§ **SET EXERCISE**:
Which lines hold the word "Homologous"? Copy each one.
================================
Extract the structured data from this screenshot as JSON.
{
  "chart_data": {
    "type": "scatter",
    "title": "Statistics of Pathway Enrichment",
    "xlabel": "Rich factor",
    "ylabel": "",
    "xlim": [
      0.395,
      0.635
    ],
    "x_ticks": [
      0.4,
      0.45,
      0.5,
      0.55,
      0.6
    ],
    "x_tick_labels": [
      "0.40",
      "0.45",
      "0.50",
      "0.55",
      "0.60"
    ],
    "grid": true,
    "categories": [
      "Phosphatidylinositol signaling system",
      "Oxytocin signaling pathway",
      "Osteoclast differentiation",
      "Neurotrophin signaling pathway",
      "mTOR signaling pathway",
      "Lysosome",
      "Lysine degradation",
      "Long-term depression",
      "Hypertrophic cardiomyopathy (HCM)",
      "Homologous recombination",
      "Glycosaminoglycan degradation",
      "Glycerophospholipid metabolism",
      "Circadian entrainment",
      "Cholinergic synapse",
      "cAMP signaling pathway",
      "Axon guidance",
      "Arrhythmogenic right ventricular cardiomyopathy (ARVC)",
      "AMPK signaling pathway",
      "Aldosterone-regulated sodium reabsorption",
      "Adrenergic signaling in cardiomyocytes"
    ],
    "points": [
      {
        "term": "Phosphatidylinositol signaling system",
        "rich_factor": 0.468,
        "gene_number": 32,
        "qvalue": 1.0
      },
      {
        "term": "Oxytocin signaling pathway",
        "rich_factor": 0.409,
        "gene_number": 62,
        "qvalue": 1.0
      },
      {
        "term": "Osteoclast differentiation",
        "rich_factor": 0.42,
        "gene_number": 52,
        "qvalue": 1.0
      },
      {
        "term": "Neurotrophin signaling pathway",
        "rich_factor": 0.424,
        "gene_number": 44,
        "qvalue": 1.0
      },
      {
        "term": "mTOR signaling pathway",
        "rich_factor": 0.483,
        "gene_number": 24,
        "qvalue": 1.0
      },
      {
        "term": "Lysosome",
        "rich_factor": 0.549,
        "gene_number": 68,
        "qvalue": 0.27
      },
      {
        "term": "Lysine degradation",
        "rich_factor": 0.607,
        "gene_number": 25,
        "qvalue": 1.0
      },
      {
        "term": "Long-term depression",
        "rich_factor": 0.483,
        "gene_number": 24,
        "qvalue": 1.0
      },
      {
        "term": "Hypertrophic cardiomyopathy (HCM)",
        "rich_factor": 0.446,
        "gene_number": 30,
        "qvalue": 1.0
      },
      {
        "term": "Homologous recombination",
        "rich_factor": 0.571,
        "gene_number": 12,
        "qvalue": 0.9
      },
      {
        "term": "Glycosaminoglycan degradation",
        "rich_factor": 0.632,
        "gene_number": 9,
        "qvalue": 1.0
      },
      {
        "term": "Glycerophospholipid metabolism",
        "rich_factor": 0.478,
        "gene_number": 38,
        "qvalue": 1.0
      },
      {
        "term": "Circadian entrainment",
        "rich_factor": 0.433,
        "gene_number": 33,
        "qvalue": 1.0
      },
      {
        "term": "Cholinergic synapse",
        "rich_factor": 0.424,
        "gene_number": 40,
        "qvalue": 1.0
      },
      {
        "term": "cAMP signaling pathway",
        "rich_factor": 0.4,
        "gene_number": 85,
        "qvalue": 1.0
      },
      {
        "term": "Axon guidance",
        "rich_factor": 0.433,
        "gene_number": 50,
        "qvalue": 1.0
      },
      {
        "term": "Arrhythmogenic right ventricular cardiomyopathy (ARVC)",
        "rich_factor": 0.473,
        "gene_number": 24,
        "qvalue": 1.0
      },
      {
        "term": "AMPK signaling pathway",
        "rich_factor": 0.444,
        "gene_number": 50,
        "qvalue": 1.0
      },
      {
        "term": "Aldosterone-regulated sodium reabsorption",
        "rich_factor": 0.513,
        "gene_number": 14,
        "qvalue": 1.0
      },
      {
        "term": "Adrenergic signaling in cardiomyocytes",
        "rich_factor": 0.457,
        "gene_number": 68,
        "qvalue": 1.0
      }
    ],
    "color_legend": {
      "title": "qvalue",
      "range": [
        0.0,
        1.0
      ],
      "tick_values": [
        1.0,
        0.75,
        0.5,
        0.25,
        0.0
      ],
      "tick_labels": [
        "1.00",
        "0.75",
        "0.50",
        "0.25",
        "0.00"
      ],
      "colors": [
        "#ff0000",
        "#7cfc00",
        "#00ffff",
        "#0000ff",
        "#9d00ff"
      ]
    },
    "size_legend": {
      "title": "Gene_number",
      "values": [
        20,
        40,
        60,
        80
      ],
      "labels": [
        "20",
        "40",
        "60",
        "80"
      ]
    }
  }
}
================================
§ **ANSWER**:
      "Homologous recombination",
        "term": "Homologous recombination",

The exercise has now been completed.